◆ **Aim of the task**: Output the data below in full, byte for byte. Nothing may differ.

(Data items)
— begin —
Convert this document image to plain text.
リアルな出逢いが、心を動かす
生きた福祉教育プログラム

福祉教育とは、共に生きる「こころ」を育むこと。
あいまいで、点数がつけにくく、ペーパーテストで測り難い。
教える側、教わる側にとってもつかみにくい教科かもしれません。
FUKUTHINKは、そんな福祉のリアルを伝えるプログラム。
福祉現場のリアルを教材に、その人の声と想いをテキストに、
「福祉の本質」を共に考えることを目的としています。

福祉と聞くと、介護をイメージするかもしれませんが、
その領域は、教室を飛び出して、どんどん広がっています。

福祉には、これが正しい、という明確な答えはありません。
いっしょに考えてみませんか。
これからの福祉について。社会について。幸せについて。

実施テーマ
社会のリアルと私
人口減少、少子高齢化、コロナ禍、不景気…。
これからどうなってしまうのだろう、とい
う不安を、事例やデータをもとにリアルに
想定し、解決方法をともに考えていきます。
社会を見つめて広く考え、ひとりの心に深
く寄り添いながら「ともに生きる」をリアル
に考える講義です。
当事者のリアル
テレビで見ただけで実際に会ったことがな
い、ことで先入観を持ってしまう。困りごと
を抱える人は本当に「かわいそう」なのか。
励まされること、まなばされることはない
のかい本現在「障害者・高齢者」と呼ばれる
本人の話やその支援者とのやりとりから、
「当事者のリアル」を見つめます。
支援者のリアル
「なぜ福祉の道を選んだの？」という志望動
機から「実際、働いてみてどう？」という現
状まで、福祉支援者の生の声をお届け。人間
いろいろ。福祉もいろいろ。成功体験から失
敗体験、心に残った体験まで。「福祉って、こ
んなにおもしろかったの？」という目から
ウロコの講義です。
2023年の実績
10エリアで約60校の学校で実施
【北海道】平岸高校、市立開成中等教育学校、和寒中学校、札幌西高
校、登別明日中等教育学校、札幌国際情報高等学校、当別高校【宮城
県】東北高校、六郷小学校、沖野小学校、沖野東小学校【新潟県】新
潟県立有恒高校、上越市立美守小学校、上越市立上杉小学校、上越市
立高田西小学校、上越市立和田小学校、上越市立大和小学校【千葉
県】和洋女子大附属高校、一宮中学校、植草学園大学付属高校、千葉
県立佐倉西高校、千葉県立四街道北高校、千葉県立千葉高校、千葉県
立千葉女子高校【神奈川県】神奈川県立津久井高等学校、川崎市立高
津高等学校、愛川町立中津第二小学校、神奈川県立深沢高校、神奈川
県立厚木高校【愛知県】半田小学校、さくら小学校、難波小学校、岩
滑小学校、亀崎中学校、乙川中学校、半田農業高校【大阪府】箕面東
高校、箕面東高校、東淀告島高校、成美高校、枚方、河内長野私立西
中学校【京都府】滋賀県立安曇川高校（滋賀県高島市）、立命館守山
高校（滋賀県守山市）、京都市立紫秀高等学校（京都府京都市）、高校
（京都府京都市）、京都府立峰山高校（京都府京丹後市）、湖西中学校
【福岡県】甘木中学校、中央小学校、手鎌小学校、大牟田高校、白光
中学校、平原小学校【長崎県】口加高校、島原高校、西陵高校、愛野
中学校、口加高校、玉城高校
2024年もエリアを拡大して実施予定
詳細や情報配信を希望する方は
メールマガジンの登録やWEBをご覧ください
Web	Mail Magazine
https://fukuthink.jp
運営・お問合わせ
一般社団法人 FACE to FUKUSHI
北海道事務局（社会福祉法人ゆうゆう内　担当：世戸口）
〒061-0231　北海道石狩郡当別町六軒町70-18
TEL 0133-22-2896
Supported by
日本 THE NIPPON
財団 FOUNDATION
— end —
◆ **Response**:
Convert this document image to plain text.
リアルな出逢いが、心を動かす
生きた福祉教育プログラム

福祉教育とは、共に生きる「こころ」を育むこと。
あいまいで、点数がつけにくく、ペーパーテストで測り難い。
教える側、教わる側にとってもつかみにくい教科かもしれません。
FUKUTHINKは、そんな福祉のリアルを伝えるプログラム。
福祉現場のリアルを教材に、その人の声と想いをテキストに、
「福祉の本質」を共に考えることを目的としています。

福祉と聞くと、介護をイメージするかもしれませんが、
その領域は、教室を飛び出して、どんどん広がっています。

福祉には、これが正しい、という明確な答えはありません。
いっしょに考えてみませんか。
これからの福祉について。社会について。幸せについて。

実施テーマ
社会のリアルと私
人口減少、少子高齢化、コロナ禍、不景気…。
これからどうなってしまうのだろう、とい
う不安を、事例やデータをもとにリアルに
想定し、解決方法をともに考えていきます。
社会を見つめて広く考え、ひとりの心に深
く寄り添いながら「ともに生きる」をリアル
に考える講義です。
当事者のリアル
テレビで見ただけで実際に会ったことがな
い、ことで先入観を持ってしまう。困りごと
を抱える人は本当に「かわいそう」なのか。
励まされること、まなばされることはない
のかい本現在「障害者・高齢者」と呼ばれる
本人の話やその支援者とのやりとりから、
「当事者のリアル」を見つめます。
支援者のリアル
「なぜ福祉の道を選んだの？」という志望動
機から「実際、働いてみてどう？」という現
状まで、福祉支援者の生の声をお届け。人間
いろいろ。福祉もいろいろ。成功体験から失
敗体験、心に残った体験まで。「福祉って、こ
んなにおもしろかったの？」という目から
ウロコの講義です。
2023年の実績
10エリアで約60校の学校で実施
【北海道】平岸高校、市立開成中等教育学校、和寒中学校、札幌西高
校、登別明日中等教育学校、札幌国際情報高等学校、当別高校【宮城
県】東北高校、六郷小学校、沖野小学校、沖野東小学校【新潟県】新
潟県立有恒高校、上越市立美守小学校、上越市立上杉小学校、上越市
立高田西小学校、上越市立和田小学校、上越市立大和小学校【千葉
県】和洋女子大附属高校、一宮中学校、植草学園大学付属高校、千葉
県立佐倉西高校、千葉県立四街道北高校、千葉県立千葉高校、千葉県
立千葉女子高校【神奈川県】神奈川県立津久井高等学校、川崎市立高
津高等学校、愛川町立中津第二小学校、神奈川県立深沢高校、神奈川
県立厚木高校【愛知県】半田小学校、さくら小学校、難波小学校、岩
滑小学校、亀崎中学校、乙川中学校、半田農業高校【大阪府】箕面東
高校、箕面東高校、東淀告島高校、成美高校、枚方、河内長野私立西
中学校【京都府】滋賀県立安曇川高校（滋賀県高島市）、立命館守山
高校（滋賀県守山市）、京都市立紫秀高等学校（京都府京都市）、高校
（京都府京都市）、京都府立峰山高校（京都府京丹後市）、湖西中学校
【福岡県】甘木中学校、中央小学校、手鎌小学校、大牟田高校、白光
中学校、平原小学校【長崎県】口加高校、島原高校、西陵高校、愛野
中学校、口加高校、玉城高校
2024年もエリアを拡大して実施予定
詳細や情報配信を希望する方は
メールマガジンの登録やWEBをご覧ください
Web	Mail Magazine
https://fukuthink.jp
運営・お問合わせ
一般社団法人 FACE to FUKUSHI
北海道事務局（社会福祉法人ゆうゆう内　担当：世戸口）
〒061-0231　北海道石狩郡当別町六軒町70-18
TEL 0133-22-2896
Supported by
日本 THE NIPPON
財団 FOUNDATION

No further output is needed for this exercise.